#### The problem:
Looking through the listing, how many of its lines hold the word "domicilio"? Answer with only the number.

--- BEGIN ---

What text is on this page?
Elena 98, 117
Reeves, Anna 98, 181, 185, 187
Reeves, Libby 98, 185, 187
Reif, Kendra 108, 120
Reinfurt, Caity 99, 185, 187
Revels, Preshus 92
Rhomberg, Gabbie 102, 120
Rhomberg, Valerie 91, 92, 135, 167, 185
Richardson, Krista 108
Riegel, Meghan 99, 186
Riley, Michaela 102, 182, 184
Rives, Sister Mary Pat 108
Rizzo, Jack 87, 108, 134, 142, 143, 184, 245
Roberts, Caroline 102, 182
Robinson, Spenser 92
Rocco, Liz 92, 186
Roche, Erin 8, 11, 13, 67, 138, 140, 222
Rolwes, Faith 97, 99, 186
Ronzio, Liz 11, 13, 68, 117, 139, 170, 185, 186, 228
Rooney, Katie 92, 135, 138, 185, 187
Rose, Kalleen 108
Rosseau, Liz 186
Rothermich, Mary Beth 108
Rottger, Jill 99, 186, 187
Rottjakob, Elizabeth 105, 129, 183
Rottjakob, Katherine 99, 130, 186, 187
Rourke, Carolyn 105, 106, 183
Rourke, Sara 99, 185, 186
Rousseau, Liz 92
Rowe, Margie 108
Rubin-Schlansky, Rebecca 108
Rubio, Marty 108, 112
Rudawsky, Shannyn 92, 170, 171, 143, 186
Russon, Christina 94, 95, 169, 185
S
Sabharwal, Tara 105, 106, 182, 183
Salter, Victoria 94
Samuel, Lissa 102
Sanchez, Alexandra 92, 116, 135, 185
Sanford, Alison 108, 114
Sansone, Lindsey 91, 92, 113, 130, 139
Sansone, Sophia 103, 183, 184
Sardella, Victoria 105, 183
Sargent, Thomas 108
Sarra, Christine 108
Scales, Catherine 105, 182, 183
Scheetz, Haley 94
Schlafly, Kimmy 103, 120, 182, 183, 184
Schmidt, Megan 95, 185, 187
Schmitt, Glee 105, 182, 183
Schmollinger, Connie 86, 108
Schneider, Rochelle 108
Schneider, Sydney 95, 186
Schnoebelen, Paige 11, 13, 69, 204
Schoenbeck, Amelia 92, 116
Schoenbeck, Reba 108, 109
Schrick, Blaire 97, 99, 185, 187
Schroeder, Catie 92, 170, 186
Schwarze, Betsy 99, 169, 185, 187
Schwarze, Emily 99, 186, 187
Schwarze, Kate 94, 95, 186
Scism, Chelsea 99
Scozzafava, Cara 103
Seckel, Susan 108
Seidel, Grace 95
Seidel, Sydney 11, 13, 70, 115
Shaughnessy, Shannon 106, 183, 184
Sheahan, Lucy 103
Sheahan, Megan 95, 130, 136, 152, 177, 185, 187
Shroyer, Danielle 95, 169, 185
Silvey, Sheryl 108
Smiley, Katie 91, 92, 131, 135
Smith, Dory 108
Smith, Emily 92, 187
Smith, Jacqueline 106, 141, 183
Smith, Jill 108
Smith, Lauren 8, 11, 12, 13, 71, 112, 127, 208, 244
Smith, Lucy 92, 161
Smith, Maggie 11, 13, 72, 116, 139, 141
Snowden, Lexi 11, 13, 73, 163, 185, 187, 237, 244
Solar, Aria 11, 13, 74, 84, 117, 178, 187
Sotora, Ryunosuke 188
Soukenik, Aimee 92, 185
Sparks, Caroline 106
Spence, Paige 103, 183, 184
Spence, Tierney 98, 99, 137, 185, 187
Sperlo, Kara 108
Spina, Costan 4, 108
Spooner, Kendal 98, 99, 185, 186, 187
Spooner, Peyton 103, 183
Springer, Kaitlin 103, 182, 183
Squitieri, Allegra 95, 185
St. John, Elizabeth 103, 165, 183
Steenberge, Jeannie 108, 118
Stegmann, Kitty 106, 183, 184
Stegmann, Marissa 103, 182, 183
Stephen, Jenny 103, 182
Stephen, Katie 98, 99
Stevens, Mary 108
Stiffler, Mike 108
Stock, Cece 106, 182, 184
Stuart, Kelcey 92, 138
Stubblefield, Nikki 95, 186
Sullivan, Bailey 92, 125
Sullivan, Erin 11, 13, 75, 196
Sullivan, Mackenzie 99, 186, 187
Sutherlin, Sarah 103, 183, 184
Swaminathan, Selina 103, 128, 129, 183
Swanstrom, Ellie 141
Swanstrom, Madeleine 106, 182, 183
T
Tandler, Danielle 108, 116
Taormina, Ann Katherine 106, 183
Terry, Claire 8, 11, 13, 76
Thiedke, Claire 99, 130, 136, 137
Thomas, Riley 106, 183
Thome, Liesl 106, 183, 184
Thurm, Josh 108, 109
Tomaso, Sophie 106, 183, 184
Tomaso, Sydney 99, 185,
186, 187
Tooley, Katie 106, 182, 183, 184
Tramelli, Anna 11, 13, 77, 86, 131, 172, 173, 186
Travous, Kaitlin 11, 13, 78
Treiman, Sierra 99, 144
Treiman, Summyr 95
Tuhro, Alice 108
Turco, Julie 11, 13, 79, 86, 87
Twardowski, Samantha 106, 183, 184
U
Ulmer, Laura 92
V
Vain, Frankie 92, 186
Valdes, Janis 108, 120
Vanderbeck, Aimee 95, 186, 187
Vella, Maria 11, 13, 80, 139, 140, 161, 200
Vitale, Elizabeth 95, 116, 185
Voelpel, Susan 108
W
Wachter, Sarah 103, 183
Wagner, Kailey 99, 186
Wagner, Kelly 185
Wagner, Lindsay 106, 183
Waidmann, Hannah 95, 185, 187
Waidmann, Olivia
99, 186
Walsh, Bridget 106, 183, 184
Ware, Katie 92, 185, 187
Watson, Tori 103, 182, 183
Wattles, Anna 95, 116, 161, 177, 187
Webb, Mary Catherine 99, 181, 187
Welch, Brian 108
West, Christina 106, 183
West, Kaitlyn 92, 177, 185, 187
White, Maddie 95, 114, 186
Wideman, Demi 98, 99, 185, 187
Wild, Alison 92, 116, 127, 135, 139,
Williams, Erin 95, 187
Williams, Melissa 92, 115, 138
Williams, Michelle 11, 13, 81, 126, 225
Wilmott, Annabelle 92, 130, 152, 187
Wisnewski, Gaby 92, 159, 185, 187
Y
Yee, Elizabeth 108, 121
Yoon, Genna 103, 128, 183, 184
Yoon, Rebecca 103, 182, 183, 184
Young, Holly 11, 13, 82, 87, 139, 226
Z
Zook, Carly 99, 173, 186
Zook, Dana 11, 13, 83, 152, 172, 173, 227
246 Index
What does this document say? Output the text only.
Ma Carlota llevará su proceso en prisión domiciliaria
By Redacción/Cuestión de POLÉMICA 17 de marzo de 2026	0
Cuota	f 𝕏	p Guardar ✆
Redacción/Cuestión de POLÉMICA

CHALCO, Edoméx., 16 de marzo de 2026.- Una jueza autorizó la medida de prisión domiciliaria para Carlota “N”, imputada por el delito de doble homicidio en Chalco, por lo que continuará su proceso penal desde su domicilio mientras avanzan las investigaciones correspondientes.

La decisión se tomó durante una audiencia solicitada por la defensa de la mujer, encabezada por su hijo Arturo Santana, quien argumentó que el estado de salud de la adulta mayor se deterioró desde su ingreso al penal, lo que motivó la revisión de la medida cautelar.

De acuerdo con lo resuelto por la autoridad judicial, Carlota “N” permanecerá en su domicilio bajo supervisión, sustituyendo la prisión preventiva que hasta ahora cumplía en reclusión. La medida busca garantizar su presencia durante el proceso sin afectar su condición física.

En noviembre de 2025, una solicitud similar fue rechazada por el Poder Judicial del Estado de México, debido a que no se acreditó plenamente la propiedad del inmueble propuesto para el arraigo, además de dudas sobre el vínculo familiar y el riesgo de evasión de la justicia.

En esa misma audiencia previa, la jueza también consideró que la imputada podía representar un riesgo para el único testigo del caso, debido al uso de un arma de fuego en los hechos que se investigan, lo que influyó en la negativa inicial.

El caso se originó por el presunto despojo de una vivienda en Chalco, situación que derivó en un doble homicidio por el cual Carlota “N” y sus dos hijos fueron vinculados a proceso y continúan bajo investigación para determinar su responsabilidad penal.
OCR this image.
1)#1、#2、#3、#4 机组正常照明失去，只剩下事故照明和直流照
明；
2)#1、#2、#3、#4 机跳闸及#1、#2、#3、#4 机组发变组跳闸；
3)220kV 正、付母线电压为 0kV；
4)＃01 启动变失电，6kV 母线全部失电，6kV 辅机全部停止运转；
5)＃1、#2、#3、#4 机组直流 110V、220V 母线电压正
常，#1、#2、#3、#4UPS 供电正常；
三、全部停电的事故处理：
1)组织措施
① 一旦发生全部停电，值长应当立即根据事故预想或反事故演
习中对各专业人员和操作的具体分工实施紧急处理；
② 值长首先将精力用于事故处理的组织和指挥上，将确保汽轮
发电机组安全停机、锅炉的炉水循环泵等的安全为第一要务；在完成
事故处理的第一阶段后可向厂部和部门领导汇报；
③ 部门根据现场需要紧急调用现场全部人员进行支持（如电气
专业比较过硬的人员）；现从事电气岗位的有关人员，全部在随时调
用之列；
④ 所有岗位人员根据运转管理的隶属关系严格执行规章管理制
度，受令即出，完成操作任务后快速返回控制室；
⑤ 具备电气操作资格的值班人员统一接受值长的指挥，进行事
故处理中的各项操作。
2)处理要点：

--- END ---

#### Full response:
2